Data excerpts
start

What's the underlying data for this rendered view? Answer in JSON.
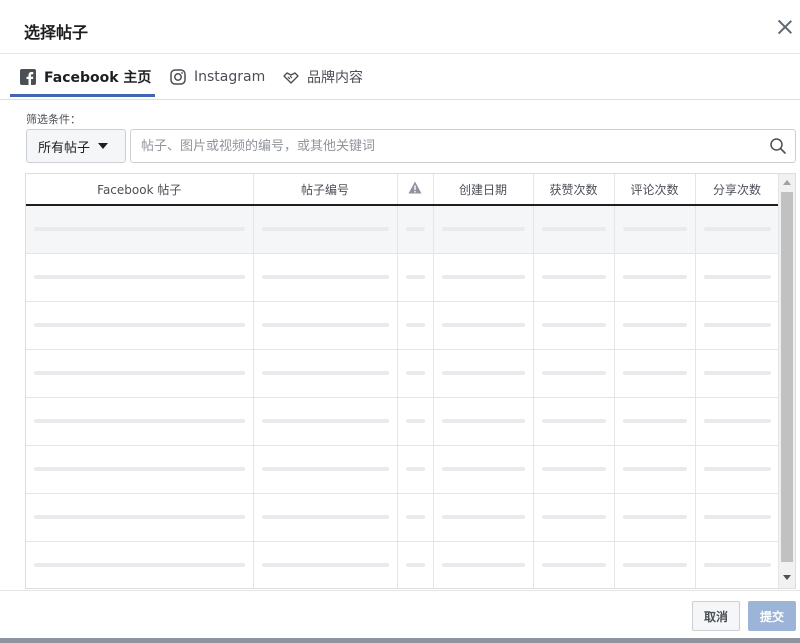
{
  "dialog": {
    "title": "选择帖子"
  },
  "tabs": [
    {
      "label": "Facebook 主页",
      "icon": "facebook-icon",
      "active": true
    },
    {
      "label": "Instagram",
      "icon": "instagram-icon",
      "active": false
    },
    {
      "label": "品牌内容",
      "icon": "handshake-icon",
      "active": false
    }
  ],
  "filter": {
    "label": "筛选条件：",
    "dropdown_value": "所有帖子",
    "search_placeholder": "帖子、图片或视频的编号，或其他关键词"
  },
  "table": {
    "columns": [
      "Facebook 帖子",
      "帖子编号",
      "",
      "创建日期",
      "获赞次数",
      "评论次数",
      "分享次数"
    ],
    "row_count": 8
  },
  "footer": {
    "cancel_label": "取消",
    "submit_label": "提交"
  },
  "colors": {
    "accent": "#4267b2",
    "submit_disabled": "#9cb4d8",
    "skeleton": "#e9eaed"
  }
}
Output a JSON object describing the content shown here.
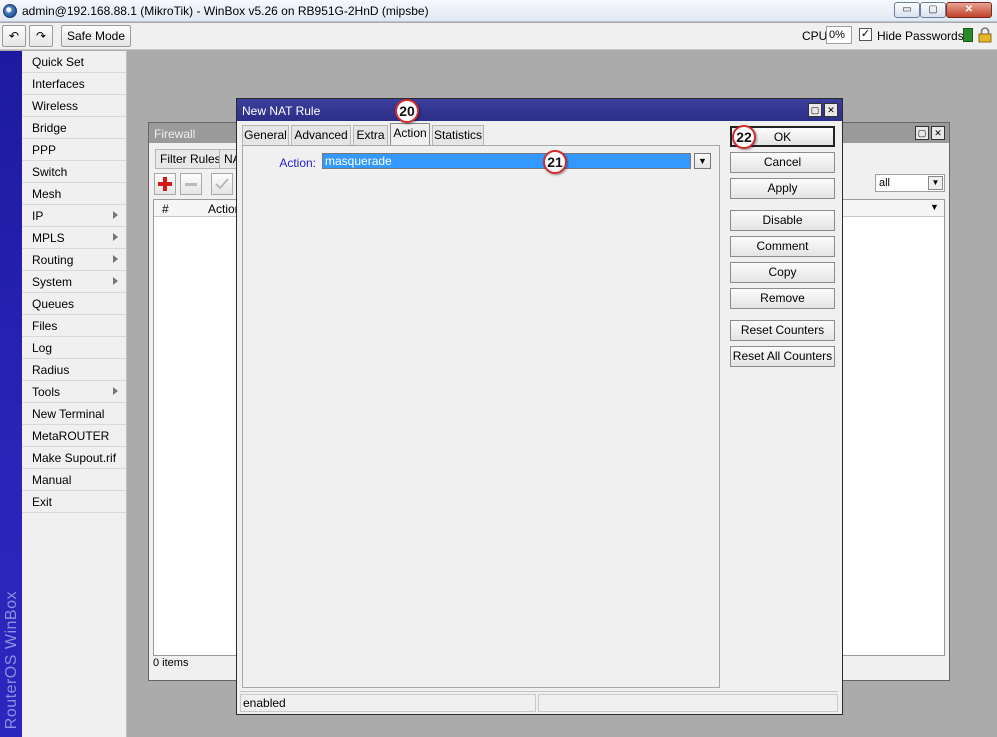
{
  "window": {
    "title": "admin@192.168.88.1 (MikroTik) - WinBox v5.26 on RB951G-2HnD (mipsbe)",
    "minimize_label": "▭",
    "maximize_label": "▢",
    "close_label": "✕"
  },
  "toolbar": {
    "undo_label": "↶",
    "redo_label": "↷",
    "safe_mode_label": "Safe Mode",
    "cpu_label": "CPU:",
    "cpu_value": "0%",
    "hide_passwords_checked": "✓",
    "hide_passwords_label": "Hide Passwords"
  },
  "sidebar": {
    "brand": "RouterOS WinBox",
    "items": [
      {
        "label": "Quick Set"
      },
      {
        "label": "Interfaces"
      },
      {
        "label": "Wireless"
      },
      {
        "label": "Bridge"
      },
      {
        "label": "PPP"
      },
      {
        "label": "Switch"
      },
      {
        "label": "Mesh"
      },
      {
        "label": "IP"
      },
      {
        "label": "MPLS"
      },
      {
        "label": "Routing"
      },
      {
        "label": "System"
      },
      {
        "label": "Queues"
      },
      {
        "label": "Files"
      },
      {
        "label": "Log"
      },
      {
        "label": "Radius"
      },
      {
        "label": "Tools"
      },
      {
        "label": "New Terminal"
      },
      {
        "label": "MetaROUTER"
      },
      {
        "label": "Make Supout.rif"
      },
      {
        "label": "Manual"
      },
      {
        "label": "Exit"
      }
    ]
  },
  "firewall": {
    "title": "Firewall",
    "tabs": [
      "Filter Rules",
      "NA"
    ],
    "columns": [
      "#",
      "Action"
    ],
    "filter_value": "all",
    "status": "0 items"
  },
  "dialog": {
    "title": "New NAT Rule",
    "tabs": [
      "General",
      "Advanced",
      "Extra",
      "Action",
      "Statistics"
    ],
    "action_label": "Action:",
    "action_value": "masquerade",
    "buttons": [
      "OK",
      "Cancel",
      "Apply",
      "Disable",
      "Comment",
      "Copy",
      "Remove",
      "Reset Counters",
      "Reset All Counters"
    ],
    "status": "enabled"
  },
  "markers": [
    "20",
    "21",
    "22"
  ],
  "colors": {
    "dialog_title": "#2c2e87",
    "selection": "#3399ff",
    "brand_bar": "#2a24b8",
    "marker_ring": "#d22c2c"
  }
}
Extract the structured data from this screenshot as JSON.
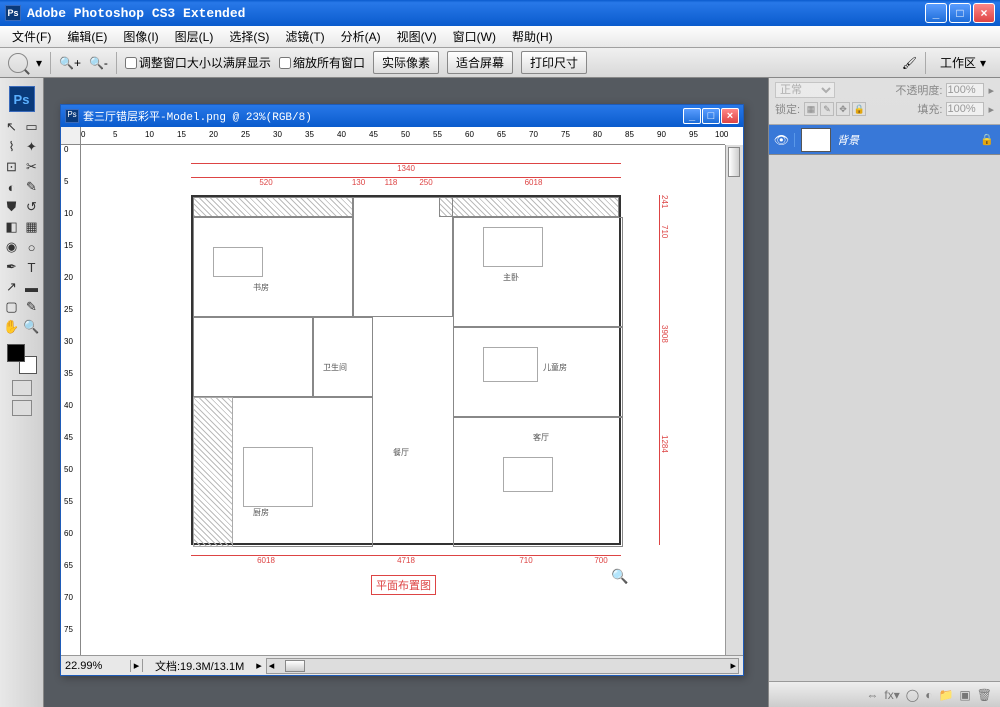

end

Reproduce the material word for word. Any pictures should be left out of the copy.

▶ _Task result_:
What's the underlying data for this rendered view? Answer in JSON.
{
  "dialog": {
    "title": "选择帖子"
  },
  "tabs": [
    {
      "label": "Facebook 主页",
      "icon": "facebook-icon",
      "active": true
    },
    {
      "label": "Instagram",
      "icon": "instagram-icon",
      "active": false
    },
    {
      "label": "品牌内容",
      "icon": "handshake-icon",
      "active": false
    }
  ],
  "filter": {
    "label": "筛选条件：",
    "dropdown_value": "所有帖子",
    "search_placeholder": "帖子、图片或视频的编号，或其他关键词"
  },
  "table": {
    "columns": [
      "Facebook 帖子",
      "帖子编号",
      "",
      "创建日期",
      "获赞次数",
      "评论次数",
      "分享次数"
    ],
    "row_count": 8
  },
  "footer": {
    "cancel_label": "取消",
    "submit_label": "提交"
  },
  "colors": {
    "accent": "#4267b2",
    "submit_disabled": "#9cb4d8",
    "skeleton": "#e9eaed"
  }
}
Output a JSON object describing the content shown here.
{
  "window": {
    "title": "admin@192.168.88.1 (MikroTik) - WinBox v5.26 on RB951G-2HnD (mipsbe)",
    "minimize_label": "▭",
    "maximize_label": "▢",
    "close_label": "✕"
  },
  "toolbar": {
    "undo_label": "↶",
    "redo_label": "↷",
    "safe_mode_label": "Safe Mode",
    "cpu_label": "CPU:",
    "cpu_value": "0%",
    "hide_passwords_checked": "✓",
    "hide_passwords_label": "Hide Passwords"
  },
  "sidebar": {
    "brand": "RouterOS WinBox",
    "items": [
      {
        "label": "Quick Set"
      },
      {
        "label": "Interfaces"
      },
      {
        "label": "Wireless"
      },
      {
        "label": "Bridge"
      },
      {
        "label": "PPP"
      },
      {
        "label": "Switch"
      },
      {
        "label": "Mesh"
      },
      {
        "label": "IP"
      },
      {
        "label": "MPLS"
      },
      {
        "label": "Routing"
      },
      {
        "label": "System"
      },
      {
        "label": "Queues"
      },
      {
        "label": "Files"
      },
      {
        "label": "Log"
      },
      {
        "label": "Radius"
      },
      {
        "label": "Tools"
      },
      {
        "label": "New Terminal"
      },
      {
        "label": "MetaROUTER"
      },
      {
        "label": "Make Supout.rif"
      },
      {
        "label": "Manual"
      },
      {
        "label": "Exit"
      }
    ]
  },
  "firewall": {
    "title": "Firewall",
    "tabs": [
      "Filter Rules",
      "NA"
    ],
    "columns": [
      "#",
      "Action"
    ],
    "filter_value": "all",
    "status": "0 items"
  },
  "dialog": {
    "title": "New NAT Rule",
    "tabs": [
      "General",
      "Advanced",
      "Extra",
      "Action",
      "Statistics"
    ],
    "action_label": "Action:",
    "action_value": "masquerade",
    "buttons": [
      "OK",
      "Cancel",
      "Apply",
      "Disable",
      "Comment",
      "Copy",
      "Remove",
      "Reset Counters",
      "Reset All Counters"
    ],
    "status": "enabled"
  },
  "markers": [
    "20",
    "21",
    "22"
  ],
  "colors": {
    "dialog_title": "#2c2e87",
    "selection": "#3399ff",
    "brand_bar": "#2a24b8",
    "marker_ring": "#d22c2c"
  }
}
Extract the structured data from this screenshot as JSON.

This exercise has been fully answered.